- CONSIGNE DONNÉE 1
Veuillez renvoyer sans aucune modification les lignes des enregistrements en commençant à celle qui contient « y-tick-label: 10 <box>23 111 33 121</box> » et en finissant à celle qui contient « chart-title: PCoA CLR », ces deux lignes incluses.

- EXTRAIT RETENU
D’où l’insistance de la fédération patronale pour des consultations avec toutes les parties concernées - état, spécialistes des pensions, communauté des affaires, syndicats et société civile.  « Nous notons les bonnes volontés de part et d’autre, ainsi que le dialogue renouvelé de ces dernières semaines, mais qui n’a, malheureusement, pas encore abouti à une solution gagnante pour tous.  Nous allons continuer dans la voie du dialogue et prendrons d’autres mesures si nécessaire pour protéger la communauté des affaires et l’emploi, surtout dans le contexte exceptionnellement éprouvant dans lequel nous nous trouvons tous », fait ressortir Business Mauritius.  La fédération a conclu en évoquant sa « volonté ferme » de trouver la « meilleure solution possible pour les entreprises, et cela dans un esprit de collaboration nationale ».

Des actions légales envisagées 

Plusieurs personnes envisagent, à titre individuelle, d’avoir recours à des actions légales pour contester la CSG. « Au niveau des actuaires, nous n’envisageons, toutefois, pas des actions légales, mais notre invitation au gouvernement pour trouver de meilleures formules tient 
toujours », indique Bernard Yen. 

Les contributions repoussées jusqu’à novembre 

Normalement, avec l’entrée en vigueur de la CSG le 1er septembre, la contribution doit être déduite ce mois-ci et le paiement doit se faire le 31 octobre. Or, selon les provisions de la loi (Contribution sociale généralisée Regulations GN 214 de 2020), les contributions de septembre 2020 peuvent être repoussées jusqu’à novembre 2020. « Exceptionnellement, les entreprises pourront payer à la fin de novembre pour le premier mois. Cela n’aide pas beaucoup. C’est un changement assez brutal qu’on aurait dû éviter si le gouvernement s’était donné quelques mois de consultations pour améliorer la formule », avance l’actuaire Bernard Yen.

- CONSIGNE DONNÉE 2
Recopiez mot pour mot le passage de l'extrait sur la CSG qui commence à « Normalement, avec l’entrée » et se termine à « l’actuaire Bernard Yen. ».

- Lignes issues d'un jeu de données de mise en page
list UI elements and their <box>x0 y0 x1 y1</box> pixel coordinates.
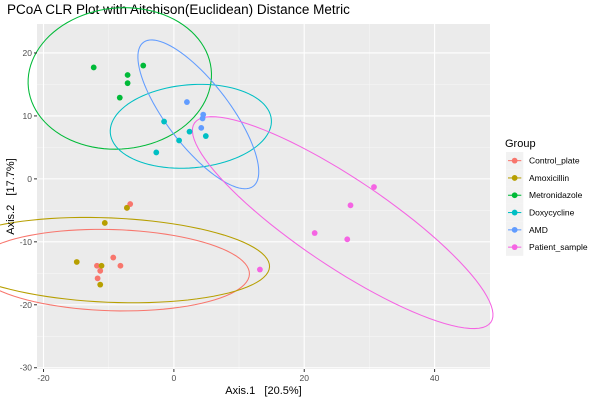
y-tick-label: 10 <box>23 111 33 121</box>
legend-label-doxycycline: Doxycycline <box>529 208 575 218</box>
data-point-control-plate <box>110 254 117 261</box>
ellipse-amoxicillin <box>0 216 271 304</box>
y-tick-label: -30 <box>20 363 33 373</box>
data-point-amoxicillin <box>98 262 105 269</box>
data-point-amoxicillin <box>124 204 130 211</box>
data-point-doxycycline <box>202 133 209 139</box>
confidence-ellipses <box>0 7 494 330</box>
ellipse-metronidazole <box>27 7 212 150</box>
x-tick-label: 0 <box>172 373 177 383</box>
x-tick-label: -20 <box>37 373 50 383</box>
data-point-doxycycline <box>153 149 160 156</box>
data-point-amoxicillin <box>97 281 104 288</box>
data-point-control-plate <box>97 267 104 274</box>
major-gridlines <box>37 24 490 369</box>
data-point-control-plate <box>94 275 101 282</box>
legend-label-amd: AMD <box>529 225 548 235</box>
y-tick-label: -10 <box>20 237 33 247</box>
legend-dot-doxycycline <box>511 209 518 216</box>
legend: Group Control_plate Amoxicillin Metronidaz… <box>505 138 588 256</box>
chart-title: PCoA CLR Plot with Aitchison(Euclidean) … <box>7 2 350 17</box>
data-point-patient-sample <box>347 202 354 209</box>
data-point-doxycycline <box>176 137 182 144</box>
ellipse-patient-sample <box>191 116 494 330</box>
legend-dot-patient-sample <box>511 244 518 251</box>
data-point-metronidazole <box>140 62 147 69</box>
ellipse-amd <box>137 39 260 190</box>
legend-dot-control-plate <box>511 157 518 164</box>
data-point-doxycycline <box>186 128 193 135</box>
ellipse-doxycycline <box>109 83 272 169</box>
data-point-metronidazole <box>90 64 97 71</box>
data-point-patient-sample <box>371 184 377 190</box>
legend-dot-amd <box>511 226 518 233</box>
legend-items: Control_plate Amoxicillin Metronidazole Dox… <box>506 152 588 256</box>
minor-gridlines <box>37 24 490 369</box>
y-tick-label: 20 <box>23 48 33 58</box>
data-point-doxycycline <box>161 118 168 125</box>
data-point-control-plate <box>94 262 100 269</box>
y-tick-label: -20 <box>20 300 33 310</box>
data-point-patient-sample <box>257 266 263 273</box>
legend-label-amoxicillin: Amoxicillin <box>529 173 569 183</box>
legend-label-metronidazole: Metronidazole <box>529 190 583 200</box>
legend-title: Group <box>505 138 536 150</box>
x-axis-ticks: -20 0 20 40 <box>37 369 440 383</box>
x-tick-label: 40 <box>430 373 440 383</box>
data-point-amd <box>198 124 205 131</box>
legend-dot-amoxicillin <box>511 175 518 181</box>
y-tick-label: 0 <box>27 174 32 184</box>
data-point-control-plate <box>117 262 124 269</box>
data-point-amd <box>184 99 190 105</box>
data-point-control-plate <box>127 201 134 207</box>
y-axis-ticks: -30 -20 -10 0 10 20 <box>20 48 37 373</box>
data-point-amoxicillin <box>101 220 108 226</box>
data-point-patient-sample <box>344 236 351 243</box>
x-tick-label: 20 <box>300 373 310 383</box>
y-axis-label: Axis.2 [17.7%] <box>5 158 17 234</box>
ellipse-control-plate <box>0 228 250 312</box>
data-point-metronidazole <box>124 80 131 87</box>
data-point-patient-sample <box>311 230 318 236</box>
legend-label-patient-sample: Patient_sample <box>529 242 588 252</box>
plot-panel <box>37 24 490 369</box>
data-point-metronidazole <box>124 72 131 78</box>
data-points <box>73 62 377 288</box>
data-point-metronidazole <box>116 94 123 101</box>
legend-dot-metronidazole <box>511 192 518 199</box>
x-axis-label: Axis.1 [20.5%] <box>225 385 301 397</box>
legend-label-control-plate: Control_plate <box>529 156 580 166</box>
data-point-amoxicillin <box>73 259 80 265</box>
data-point-amd <box>199 115 206 122</box>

- RÉPONSE ATTENDUE 1
y-tick-label: 10 <box>23 111 33 121</box>
legend-label-doxycycline: Doxycycline <box>529 208 575 218</box>
data-point-control-plate <box>110 254 117 261</box>
ellipse-amoxicillin <box>0 216 271 304</box>
y-tick-label: -30 <box>20 363 33 373</box>
data-point-amoxicillin <box>98 262 105 269</box>
data-point-amoxicillin <box>124 204 130 211</box>
data-point-doxycycline <box>202 133 209 139</box>
confidence-ellipses <box>0 7 494 330</box>
ellipse-metronidazole <box>27 7 212 150</box>
x-tick-label: 0 <box>172 373 177 383</box>
x-tick-label: -20 <box>37 373 50 383</box>
data-point-doxycycline <box>153 149 160 156</box>
data-point-amoxicillin <box>97 281 104 288</box>
data-point-control-plate <box>97 267 104 274</box>
major-gridlines <box>37 24 490 369</box>
data-point-control-plate <box>94 275 101 282</box>
legend-label-amd: AMD <box>529 225 548 235</box>
y-tick-label: -10 <box>20 237 33 247</box>
legend-dot-doxycycline <box>511 209 518 216</box>
legend: Group Control_plate Amoxicillin Metronidaz… <box>505 138 588 256</box>
chart-title: PCoA CLR Plot with Aitchison(Euclidean) … <box>7 2 350 17</box>

- RÉPONSE ATTENDUE 2
Normalement, avec l’entrée en vigueur de la CSG le 1er septembre, la contribution doit être déduite ce mois-ci et le paiement doit se faire le 31 octobre. Or, selon les provisions de la loi (Contribution sociale généralisée Regulations GN 214 de 2020), les contributions de septembre 2020 peuvent être repoussées jusqu’à novembre 2020. « Exceptionnellement, les entreprises pourront payer à la fin de novembre pour le premier mois. Cela n’aide pas beaucoup. C’est un changement assez brutal qu’on aurait dû éviter si le gouvernement s’était donné quelques mois de consultations pour améliorer la formule », avance l’actuaire Bernard Yen.